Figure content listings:
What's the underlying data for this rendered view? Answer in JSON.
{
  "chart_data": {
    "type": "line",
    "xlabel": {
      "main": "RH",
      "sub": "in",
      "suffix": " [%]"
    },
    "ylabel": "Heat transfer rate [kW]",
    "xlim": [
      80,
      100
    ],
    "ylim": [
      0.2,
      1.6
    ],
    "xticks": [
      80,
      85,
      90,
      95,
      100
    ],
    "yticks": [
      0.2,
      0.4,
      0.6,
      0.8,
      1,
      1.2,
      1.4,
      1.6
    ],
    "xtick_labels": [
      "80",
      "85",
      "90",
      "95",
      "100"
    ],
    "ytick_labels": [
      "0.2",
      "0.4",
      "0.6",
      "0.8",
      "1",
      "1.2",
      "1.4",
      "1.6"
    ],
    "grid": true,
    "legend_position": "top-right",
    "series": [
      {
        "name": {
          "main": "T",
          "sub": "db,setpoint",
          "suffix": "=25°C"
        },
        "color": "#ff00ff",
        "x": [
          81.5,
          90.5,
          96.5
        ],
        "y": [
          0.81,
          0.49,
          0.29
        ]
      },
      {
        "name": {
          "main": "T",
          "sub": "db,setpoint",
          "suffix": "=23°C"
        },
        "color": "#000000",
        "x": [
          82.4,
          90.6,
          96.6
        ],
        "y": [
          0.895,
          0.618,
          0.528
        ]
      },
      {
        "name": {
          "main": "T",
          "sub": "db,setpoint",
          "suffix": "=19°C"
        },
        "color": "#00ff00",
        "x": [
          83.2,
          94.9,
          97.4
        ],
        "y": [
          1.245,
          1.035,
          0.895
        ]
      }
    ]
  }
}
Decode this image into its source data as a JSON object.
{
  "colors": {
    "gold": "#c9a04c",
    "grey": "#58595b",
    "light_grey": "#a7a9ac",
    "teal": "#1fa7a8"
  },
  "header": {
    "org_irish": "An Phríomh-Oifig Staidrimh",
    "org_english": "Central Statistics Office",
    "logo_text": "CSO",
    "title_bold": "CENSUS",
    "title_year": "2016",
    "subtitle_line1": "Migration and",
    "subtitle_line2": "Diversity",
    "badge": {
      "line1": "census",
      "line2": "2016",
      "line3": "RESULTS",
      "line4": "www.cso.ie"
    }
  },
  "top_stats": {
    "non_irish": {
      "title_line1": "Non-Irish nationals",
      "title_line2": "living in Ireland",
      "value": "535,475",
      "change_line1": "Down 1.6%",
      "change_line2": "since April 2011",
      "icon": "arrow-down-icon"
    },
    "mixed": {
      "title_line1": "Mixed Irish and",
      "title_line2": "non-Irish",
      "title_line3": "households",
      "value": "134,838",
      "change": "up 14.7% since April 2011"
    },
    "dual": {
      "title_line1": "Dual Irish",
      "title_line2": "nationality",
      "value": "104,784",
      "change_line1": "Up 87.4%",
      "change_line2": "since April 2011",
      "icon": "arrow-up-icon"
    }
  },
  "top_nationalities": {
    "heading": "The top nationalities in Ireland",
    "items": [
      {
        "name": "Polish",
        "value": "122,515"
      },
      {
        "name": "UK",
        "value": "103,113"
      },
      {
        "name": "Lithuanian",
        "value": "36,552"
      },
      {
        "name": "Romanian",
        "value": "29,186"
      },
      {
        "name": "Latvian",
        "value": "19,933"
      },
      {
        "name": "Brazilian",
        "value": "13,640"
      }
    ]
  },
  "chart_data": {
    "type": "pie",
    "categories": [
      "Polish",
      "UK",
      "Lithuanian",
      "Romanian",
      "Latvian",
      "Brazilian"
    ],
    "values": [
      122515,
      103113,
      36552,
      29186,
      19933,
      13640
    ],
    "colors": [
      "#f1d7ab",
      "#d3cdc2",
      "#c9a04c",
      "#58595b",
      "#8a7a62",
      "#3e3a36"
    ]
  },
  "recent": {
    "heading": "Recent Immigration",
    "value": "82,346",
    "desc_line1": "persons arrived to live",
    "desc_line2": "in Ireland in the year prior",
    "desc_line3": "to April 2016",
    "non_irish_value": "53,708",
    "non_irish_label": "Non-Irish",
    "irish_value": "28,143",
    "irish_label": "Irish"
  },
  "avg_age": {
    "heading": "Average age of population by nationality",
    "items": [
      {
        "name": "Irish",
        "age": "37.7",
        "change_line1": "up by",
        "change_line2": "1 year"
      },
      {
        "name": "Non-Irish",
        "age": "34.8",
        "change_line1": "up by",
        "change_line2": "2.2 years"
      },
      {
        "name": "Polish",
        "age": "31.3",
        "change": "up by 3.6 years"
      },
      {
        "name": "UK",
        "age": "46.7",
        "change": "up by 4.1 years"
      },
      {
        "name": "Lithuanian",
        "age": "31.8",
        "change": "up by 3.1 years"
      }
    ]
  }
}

■ Short task:
Reproduce all of the records exactly.

■ Completed exercise:
What's the underlying data for this rendered view? Answer in JSON.
{
  "chart_data": {
    "type": "line",
    "xlabel": {
      "main": "RH",
      "sub": "in",
      "suffix": " [%]"
    },
    "ylabel": "Heat transfer rate [kW]",
    "xlim": [
      80,
      100
    ],
    "ylim": [
      0.2,
      1.6
    ],
    "xticks": [
      80,
      85,
      90,
      95,
      100
    ],
    "yticks": [
      0.2,
      0.4,
      0.6,
      0.8,
      1,
      1.2,
      1.4,
      1.6
    ],
    "xtick_labels": [
      "80",
      "85",
      "90",
      "95",
      "100"
    ],
    "ytick_labels": [
      "0.2",
      "0.4",
      "0.6",
      "0.8",
      "1",
      "1.2",
      "1.4",
      "1.6"
    ],
    "grid": true,
    "legend_position": "top-right",
    "series": [
      {
        "name": {
          "main": "T",
          "sub": "db,setpoint",
          "suffix": "=25°C"
        },
        "color": "#ff00ff",
        "x": [
          81.5,
          90.5,
          96.5
        ],
        "y": [
          0.81,
          0.49,
          0.29
        ]
      },
      {
        "name": {
          "main": "T",
          "sub": "db,setpoint",
          "suffix": "=23°C"
        },
        "color": "#000000",
        "x": [
          82.4,
          90.6,
          96.6
        ],
        "y": [
          0.895,
          0.618,
          0.528
        ]
      },
      {
        "name": {
          "main": "T",
          "sub": "db,setpoint",
          "suffix": "=19°C"
        },
        "color": "#00ff00",
        "x": [
          83.2,
          94.9,
          97.4
        ],
        "y": [
          1.245,
          1.035,
          0.895
        ]
      }
    ]
  }
}
Decode this image into its source data as a JSON object.
{
  "colors": {
    "gold": "#c9a04c",
    "grey": "#58595b",
    "light_grey": "#a7a9ac",
    "teal": "#1fa7a8"
  },
  "header": {
    "org_irish": "An Phríomh-Oifig Staidrimh",
    "org_english": "Central Statistics Office",
    "logo_text": "CSO",
    "title_bold": "CENSUS",
    "title_year": "2016",
    "subtitle_line1": "Migration and",
    "subtitle_line2": "Diversity",
    "badge": {
      "line1": "census",
      "line2": "2016",
      "line3": "RESULTS",
      "line4": "www.cso.ie"
    }
  },
  "top_stats": {
    "non_irish": {
      "title_line1": "Non-Irish nationals",
      "title_line2": "living in Ireland",
      "value": "535,475",
      "change_line1": "Down 1.6%",
      "change_line2": "since April 2011",
      "icon": "arrow-down-icon"
    },
    "mixed": {
      "title_line1": "Mixed Irish and",
      "title_line2": "non-Irish",
      "title_line3": "households",
      "value": "134,838",
      "change": "up 14.7% since April 2011"
    },
    "dual": {
      "title_line1": "Dual Irish",
      "title_line2": "nationality",
      "value": "104,784",
      "change_line1": "Up 87.4%",
      "change_line2": "since April 2011",
      "icon": "arrow-up-icon"
    }
  },
  "top_nationalities": {
    "heading": "The top nationalities in Ireland",
    "items": [
      {
        "name": "Polish",
        "value": "122,515"
      },
      {
        "name": "UK",
        "value": "103,113"
      },
      {
        "name": "Lithuanian",
        "value": "36,552"
      },
      {
        "name": "Romanian",
        "value": "29,186"
      },
      {
        "name": "Latvian",
        "value": "19,933"
      },
      {
        "name": "Brazilian",
        "value": "13,640"
      }
    ]
  },
  "chart_data": {
    "type": "pie",
    "categories": [
      "Polish",
      "UK",
      "Lithuanian",
      "Romanian",
      "Latvian",
      "Brazilian"
    ],
    "values": [
      122515,
      103113,
      36552,
      29186,
      19933,
      13640
    ],
    "colors": [
      "#f1d7ab",
      "#d3cdc2",
      "#c9a04c",
      "#58595b",
      "#8a7a62",
      "#3e3a36"
    ]
  },
  "recent": {
    "heading": "Recent Immigration",
    "value": "82,346",
    "desc_line1": "persons arrived to live",
    "desc_line2": "in Ireland in the year prior",
    "desc_line3": "to April 2016",
    "non_irish_value": "53,708",
    "non_irish_label": "Non-Irish",
    "irish_value": "28,143",
    "irish_label": "Irish"
  },
  "avg_age": {
    "heading": "Average age of population by nationality",
    "items": [
      {
        "name": "Irish",
        "age": "37.7",
        "change_line1": "up by",
        "change_line2": "1 year"
      },
      {
        "name": "Non-Irish",
        "age": "34.8",
        "change_line1": "up by",
        "change_line2": "2.2 years"
      },
      {
        "name": "Polish",
        "age": "31.3",
        "change": "up by 3.6 years"
      },
      {
        "name": "UK",
        "age": "46.7",
        "change": "up by 4.1 years"
      },
      {
        "name": "Lithuanian",
        "age": "31.8",
        "change": "up by 3.1 years"
      }
    ]
  }
}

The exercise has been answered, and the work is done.